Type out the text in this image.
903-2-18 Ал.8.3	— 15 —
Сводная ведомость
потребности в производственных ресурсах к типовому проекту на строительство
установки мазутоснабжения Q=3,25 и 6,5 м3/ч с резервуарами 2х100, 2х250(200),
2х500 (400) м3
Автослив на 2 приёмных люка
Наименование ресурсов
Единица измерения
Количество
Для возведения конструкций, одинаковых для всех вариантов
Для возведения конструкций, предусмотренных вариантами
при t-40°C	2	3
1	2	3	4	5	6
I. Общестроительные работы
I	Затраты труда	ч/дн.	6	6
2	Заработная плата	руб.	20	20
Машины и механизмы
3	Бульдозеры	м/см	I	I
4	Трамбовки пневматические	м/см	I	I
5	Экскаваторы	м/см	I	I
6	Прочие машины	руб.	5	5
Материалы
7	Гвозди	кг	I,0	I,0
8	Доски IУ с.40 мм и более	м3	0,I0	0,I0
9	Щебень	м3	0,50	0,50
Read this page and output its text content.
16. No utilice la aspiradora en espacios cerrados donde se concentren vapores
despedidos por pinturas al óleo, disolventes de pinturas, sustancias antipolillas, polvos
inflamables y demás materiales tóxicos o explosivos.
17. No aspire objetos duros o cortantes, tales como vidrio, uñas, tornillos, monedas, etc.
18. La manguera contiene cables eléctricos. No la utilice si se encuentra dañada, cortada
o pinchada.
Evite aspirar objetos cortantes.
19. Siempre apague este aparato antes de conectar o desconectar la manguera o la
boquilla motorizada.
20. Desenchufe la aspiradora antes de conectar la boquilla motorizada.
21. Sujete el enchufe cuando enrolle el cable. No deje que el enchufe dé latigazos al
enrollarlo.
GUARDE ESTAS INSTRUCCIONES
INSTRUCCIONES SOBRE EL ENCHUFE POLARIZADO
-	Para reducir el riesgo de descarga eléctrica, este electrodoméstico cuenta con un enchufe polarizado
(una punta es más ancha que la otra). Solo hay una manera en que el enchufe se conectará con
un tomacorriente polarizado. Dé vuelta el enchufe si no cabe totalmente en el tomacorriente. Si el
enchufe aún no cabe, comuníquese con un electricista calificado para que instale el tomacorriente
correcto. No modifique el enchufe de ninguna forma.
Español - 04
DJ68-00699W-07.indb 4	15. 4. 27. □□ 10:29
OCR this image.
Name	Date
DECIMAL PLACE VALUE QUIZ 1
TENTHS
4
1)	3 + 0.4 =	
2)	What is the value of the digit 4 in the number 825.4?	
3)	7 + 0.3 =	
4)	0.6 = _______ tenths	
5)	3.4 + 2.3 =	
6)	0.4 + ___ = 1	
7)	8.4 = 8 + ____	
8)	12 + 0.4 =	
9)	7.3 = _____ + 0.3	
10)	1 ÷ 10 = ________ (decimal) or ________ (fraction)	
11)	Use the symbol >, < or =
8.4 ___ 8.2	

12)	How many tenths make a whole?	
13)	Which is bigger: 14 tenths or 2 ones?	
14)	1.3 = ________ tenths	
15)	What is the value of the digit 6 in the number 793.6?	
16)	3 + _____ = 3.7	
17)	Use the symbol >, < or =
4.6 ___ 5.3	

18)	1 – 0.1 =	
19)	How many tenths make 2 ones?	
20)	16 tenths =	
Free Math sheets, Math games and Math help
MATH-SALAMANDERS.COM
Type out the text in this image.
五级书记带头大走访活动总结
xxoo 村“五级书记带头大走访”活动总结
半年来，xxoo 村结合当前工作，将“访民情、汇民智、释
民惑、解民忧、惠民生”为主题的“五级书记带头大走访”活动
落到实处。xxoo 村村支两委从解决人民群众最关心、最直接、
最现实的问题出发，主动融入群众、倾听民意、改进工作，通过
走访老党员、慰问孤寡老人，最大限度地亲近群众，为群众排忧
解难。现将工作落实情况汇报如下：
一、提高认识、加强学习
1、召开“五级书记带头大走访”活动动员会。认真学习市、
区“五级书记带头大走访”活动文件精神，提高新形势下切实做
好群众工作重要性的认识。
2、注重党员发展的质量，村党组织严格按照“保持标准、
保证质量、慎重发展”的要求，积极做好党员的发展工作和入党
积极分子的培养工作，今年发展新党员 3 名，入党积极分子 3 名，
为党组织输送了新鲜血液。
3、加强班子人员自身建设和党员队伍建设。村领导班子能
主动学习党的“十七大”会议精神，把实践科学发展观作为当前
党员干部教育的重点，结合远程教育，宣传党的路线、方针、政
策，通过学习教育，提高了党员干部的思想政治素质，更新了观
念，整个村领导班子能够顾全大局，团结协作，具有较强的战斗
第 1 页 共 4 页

§ Work to complete
Locate the string "este" in the listing above and copy every line where it occurs.

§ Solution to this task
19. Siempre apague este aparato antes de conectar o desconectar la manguera o la
-	Para reducir el riesgo de descarga eléctrica, este electrodoméstico cuenta con un enchufe polarizado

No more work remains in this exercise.